Exercise = How many lines in the records below hold the string "bosatt"? Answer with the number alone.
------------------------------------------------------------------------
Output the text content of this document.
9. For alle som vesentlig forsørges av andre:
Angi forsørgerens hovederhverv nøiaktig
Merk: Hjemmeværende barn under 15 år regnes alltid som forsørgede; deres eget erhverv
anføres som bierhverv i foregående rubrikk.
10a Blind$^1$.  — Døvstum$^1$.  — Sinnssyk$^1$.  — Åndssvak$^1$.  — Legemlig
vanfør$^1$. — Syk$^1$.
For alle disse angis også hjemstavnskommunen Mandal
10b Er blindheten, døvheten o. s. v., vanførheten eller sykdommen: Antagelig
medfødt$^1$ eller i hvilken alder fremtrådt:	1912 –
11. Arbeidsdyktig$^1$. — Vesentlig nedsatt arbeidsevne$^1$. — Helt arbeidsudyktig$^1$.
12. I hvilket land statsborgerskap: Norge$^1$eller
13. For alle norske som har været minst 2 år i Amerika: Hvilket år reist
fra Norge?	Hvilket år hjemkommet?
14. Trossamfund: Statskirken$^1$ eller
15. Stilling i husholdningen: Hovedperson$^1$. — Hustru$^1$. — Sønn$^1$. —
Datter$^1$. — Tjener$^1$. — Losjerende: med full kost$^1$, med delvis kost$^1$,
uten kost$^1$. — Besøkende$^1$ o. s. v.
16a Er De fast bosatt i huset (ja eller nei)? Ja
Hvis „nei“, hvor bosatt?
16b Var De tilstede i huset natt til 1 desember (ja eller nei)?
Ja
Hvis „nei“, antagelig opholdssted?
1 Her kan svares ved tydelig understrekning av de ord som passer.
------------------------------------------------------------------------
Task result = 2